**Problem to solve**
Reproduce verbatim the part of the passage on Hitler and Speer's model city from "As he became" to "weep with joy.".

As he became increasingly plagued with bad news from the Russian front, Hitler used Speer’s model city as a retreat. He would spend hours there, bending over to imagine himself strolling as a traveler on his grand boulevard, gazing lovingly at his imperial capital. Occasionally, he became so overwhelmed by the sight of his tiny Empire that he would weep with joy.
On these regular visits, he would always pay special attention to the city’s main artery: a grand boulevard, modeled on a scale of 1:1000. Speer conceived of the long avenue, which ran on for nearly 100 feet in the former exhibition halls, as one “continuous sales display.” Like the window of a train, or the panoramic array at a department store, the “German goods” that lined the street “would exert a special attraction upon foreigners.”
Hitler loved to “enter his avenue.” He would bend down, nearly on his knees, and place his eye no more than an inch above the model so that he could admire his city from a proper onanistic perspective--imagining himself as a foreigner awestruck by his omnipotence.
According to Speer, Hitler always spoke from this crouched height with an uncharacteristic liveliness; his usually stiff body loosened. It was, it seems, a type of therapy to imagine himself in this future tense of realized conquest. “In no other situation,” Speer recalled of these situations, “did I see him so lively, so spontaneous, so relaxed.”
Years later, after his release from prison, Speer had a change of heart toward his elaborate life’s work. In an instant, he said, he realized what he had “been blind to for years.” His perfect model--perfect for its exact proportion and tyrannical view--did not make the ideal city. Following the fall of the Reich, the uniform height of the buildings sickened him, and even the varied parts of his grand avenue struck him as “lifeless.” “Nowadays,” he said, “when I leaf through the numerous photos of models of our one-time grand boulevard, I see that it would have turned out not only crazy, but also boring.”

**Data shown**
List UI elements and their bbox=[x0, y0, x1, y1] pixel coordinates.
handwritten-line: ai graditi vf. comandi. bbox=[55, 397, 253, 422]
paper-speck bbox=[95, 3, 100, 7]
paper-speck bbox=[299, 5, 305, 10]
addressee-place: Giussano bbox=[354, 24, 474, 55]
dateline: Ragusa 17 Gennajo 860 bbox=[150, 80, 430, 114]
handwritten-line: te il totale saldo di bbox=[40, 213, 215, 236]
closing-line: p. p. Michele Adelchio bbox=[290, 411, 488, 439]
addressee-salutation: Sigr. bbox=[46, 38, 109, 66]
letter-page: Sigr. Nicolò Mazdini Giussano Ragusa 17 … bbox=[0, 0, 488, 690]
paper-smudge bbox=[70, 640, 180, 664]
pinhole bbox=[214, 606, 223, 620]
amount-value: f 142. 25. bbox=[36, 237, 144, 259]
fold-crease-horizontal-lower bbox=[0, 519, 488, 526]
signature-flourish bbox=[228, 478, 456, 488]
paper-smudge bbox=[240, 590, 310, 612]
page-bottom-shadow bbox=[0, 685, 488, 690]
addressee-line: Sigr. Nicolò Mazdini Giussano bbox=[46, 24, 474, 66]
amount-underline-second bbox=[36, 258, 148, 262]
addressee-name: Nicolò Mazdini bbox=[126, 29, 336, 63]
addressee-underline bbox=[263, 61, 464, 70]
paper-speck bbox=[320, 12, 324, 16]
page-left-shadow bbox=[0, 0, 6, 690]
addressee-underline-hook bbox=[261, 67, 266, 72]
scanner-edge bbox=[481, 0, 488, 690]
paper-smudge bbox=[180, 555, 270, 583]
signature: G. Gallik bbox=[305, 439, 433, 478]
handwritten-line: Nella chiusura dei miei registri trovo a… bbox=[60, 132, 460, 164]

**Response box**
As he became increasingly plagued with bad news from the Russian front, Hitler used Speer’s model city as a retreat. He would spend hours there, bending over to imagine himself strolling as a traveler on his grand boulevard, gazing lovingly at his imperial capital. Occasionally, he became so overwhelmed by the sight of his tiny Empire that he would weep with joy.